**TASK DESCRIPTION:**
Every record below should be printed exactly as it appears.

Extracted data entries
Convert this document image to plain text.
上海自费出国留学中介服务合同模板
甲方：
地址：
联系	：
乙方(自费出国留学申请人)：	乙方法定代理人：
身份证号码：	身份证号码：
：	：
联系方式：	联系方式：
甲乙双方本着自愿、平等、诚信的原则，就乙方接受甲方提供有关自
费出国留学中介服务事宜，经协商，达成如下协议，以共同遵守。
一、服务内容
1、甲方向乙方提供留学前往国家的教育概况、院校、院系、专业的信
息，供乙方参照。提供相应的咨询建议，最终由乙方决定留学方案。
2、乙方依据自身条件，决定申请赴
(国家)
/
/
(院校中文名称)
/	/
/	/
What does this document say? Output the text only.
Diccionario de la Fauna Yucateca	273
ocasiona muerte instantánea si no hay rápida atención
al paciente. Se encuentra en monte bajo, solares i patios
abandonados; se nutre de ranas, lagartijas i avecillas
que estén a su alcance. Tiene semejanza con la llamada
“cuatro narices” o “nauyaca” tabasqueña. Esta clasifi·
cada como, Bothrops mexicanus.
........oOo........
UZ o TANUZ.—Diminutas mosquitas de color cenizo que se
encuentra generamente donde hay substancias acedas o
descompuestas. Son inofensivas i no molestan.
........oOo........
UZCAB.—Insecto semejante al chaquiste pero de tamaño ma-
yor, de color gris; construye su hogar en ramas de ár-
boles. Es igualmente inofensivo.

**REPLY:**
Convert this document image to plain text.
上海自费出国留学中介服务合同模板
甲方：
地址：
联系	：
乙方(自费出国留学申请人)：	乙方法定代理人：
身份证号码：	身份证号码：
：	：
联系方式：	联系方式：
甲乙双方本着自愿、平等、诚信的原则，就乙方接受甲方提供有关自
费出国留学中介服务事宜，经协商，达成如下协议，以共同遵守。
一、服务内容
1、甲方向乙方提供留学前往国家的教育概况、院校、院系、专业的信
息，供乙方参照。提供相应的咨询建议，最终由乙方决定留学方案。
2、乙方依据自身条件，决定申请赴
(国家)
/
/
(院校中文名称)
/	/
/	/
What does this document say? Output the text only.
Diccionario de la Fauna Yucateca	273
ocasiona muerte instantánea si no hay rápida atención
al paciente. Se encuentra en monte bajo, solares i patios
abandonados; se nutre de ranas, lagartijas i avecillas
que estén a su alcance. Tiene semejanza con la llamada
“cuatro narices” o “nauyaca” tabasqueña. Esta clasifi·
cada como, Bothrops mexicanus.
........oOo........
UZ o TANUZ.—Diminutas mosquitas de color cenizo que se
encuentra generamente donde hay substancias acedas o
descompuestas. Son inofensivas i no molestan.
........oOo........
UZCAB.—Insecto semejante al chaquiste pero de tamaño ma-
yor, de color gris; construye su hogar en ramas de ár-
boles. Es igualmente inofensivo.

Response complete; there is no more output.